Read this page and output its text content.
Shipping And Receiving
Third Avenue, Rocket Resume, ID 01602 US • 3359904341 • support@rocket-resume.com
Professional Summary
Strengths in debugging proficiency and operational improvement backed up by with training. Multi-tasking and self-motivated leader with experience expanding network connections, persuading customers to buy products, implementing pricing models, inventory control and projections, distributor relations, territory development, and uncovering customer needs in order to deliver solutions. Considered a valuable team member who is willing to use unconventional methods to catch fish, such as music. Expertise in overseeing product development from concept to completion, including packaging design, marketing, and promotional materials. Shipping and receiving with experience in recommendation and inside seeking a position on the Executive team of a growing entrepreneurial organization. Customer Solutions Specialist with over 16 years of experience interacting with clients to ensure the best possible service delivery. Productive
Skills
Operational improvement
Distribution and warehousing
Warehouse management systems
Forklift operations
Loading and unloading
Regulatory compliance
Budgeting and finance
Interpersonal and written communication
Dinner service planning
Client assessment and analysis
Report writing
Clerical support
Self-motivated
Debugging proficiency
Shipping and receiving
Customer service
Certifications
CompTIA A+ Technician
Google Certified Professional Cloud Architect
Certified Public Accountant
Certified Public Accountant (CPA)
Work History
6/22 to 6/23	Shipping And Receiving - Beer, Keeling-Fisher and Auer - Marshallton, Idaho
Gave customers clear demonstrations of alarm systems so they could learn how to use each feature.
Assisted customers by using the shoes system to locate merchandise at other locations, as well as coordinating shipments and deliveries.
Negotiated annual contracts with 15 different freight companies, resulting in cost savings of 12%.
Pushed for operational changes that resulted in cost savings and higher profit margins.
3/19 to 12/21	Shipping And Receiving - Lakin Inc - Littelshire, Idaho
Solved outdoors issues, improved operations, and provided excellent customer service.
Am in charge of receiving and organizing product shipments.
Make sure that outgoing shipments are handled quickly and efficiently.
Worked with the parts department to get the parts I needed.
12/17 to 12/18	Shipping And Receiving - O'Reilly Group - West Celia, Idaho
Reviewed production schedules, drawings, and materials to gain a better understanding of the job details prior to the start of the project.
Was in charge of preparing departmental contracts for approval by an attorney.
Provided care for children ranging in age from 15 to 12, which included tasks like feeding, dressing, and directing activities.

Direction ▸ From the records above, extract each line exactly as shown.

The completed task ▸
Read this page and output its text content.
Shipping And Receiving
Third Avenue, Rocket Resume, ID 01602 US • 3359904341 • support@rocket-resume.com
Professional Summary
Strengths in debugging proficiency and operational improvement backed up by with training. Multi-tasking and self-motivated leader with experience expanding network connections, persuading customers to buy products, implementing pricing models, inventory control and projections, distributor relations, territory development, and uncovering customer needs in order to deliver solutions. Considered a valuable team member who is willing to use unconventional methods to catch fish, such as music. Expertise in overseeing product development from concept to completion, including packaging design, marketing, and promotional materials. Shipping and receiving with experience in recommendation and inside seeking a position on the Executive team of a growing entrepreneurial organization. Customer Solutions Specialist with over 16 years of experience interacting with clients to ensure the best possible service delivery. Productive
Skills
Operational improvement
Distribution and warehousing
Warehouse management systems
Forklift operations
Loading and unloading
Regulatory compliance
Budgeting and finance
Interpersonal and written communication
Dinner service planning
Client assessment and analysis
Report writing
Clerical support
Self-motivated
Debugging proficiency
Shipping and receiving
Customer service
Certifications
CompTIA A+ Technician
Google Certified Professional Cloud Architect
Certified Public Accountant
Certified Public Accountant (CPA)
Work History
6/22 to 6/23	Shipping And Receiving - Beer, Keeling-Fisher and Auer - Marshallton, Idaho
Gave customers clear demonstrations of alarm systems so they could learn how to use each feature.
Assisted customers by using the shoes system to locate merchandise at other locations, as well as coordinating shipments and deliveries.
Negotiated annual contracts with 15 different freight companies, resulting in cost savings of 12%.
Pushed for operational changes that resulted in cost savings and higher profit margins.
3/19 to 12/21	Shipping And Receiving - Lakin Inc - Littelshire, Idaho
Solved outdoors issues, improved operations, and provided excellent customer service.
Am in charge of receiving and organizing product shipments.
Make sure that outgoing shipments are handled quickly and efficiently.
Worked with the parts department to get the parts I needed.
12/17 to 12/18	Shipping And Receiving - O'Reilly Group - West Celia, Idaho
Reviewed production schedules, drawings, and materials to gain a better understanding of the job details prior to the start of the project.
Was in charge of preparing departmental contracts for approval by an attorney.
Provided care for children ranging in age from 15 to 12, which included tasks like feeding, dressing, and directing activities.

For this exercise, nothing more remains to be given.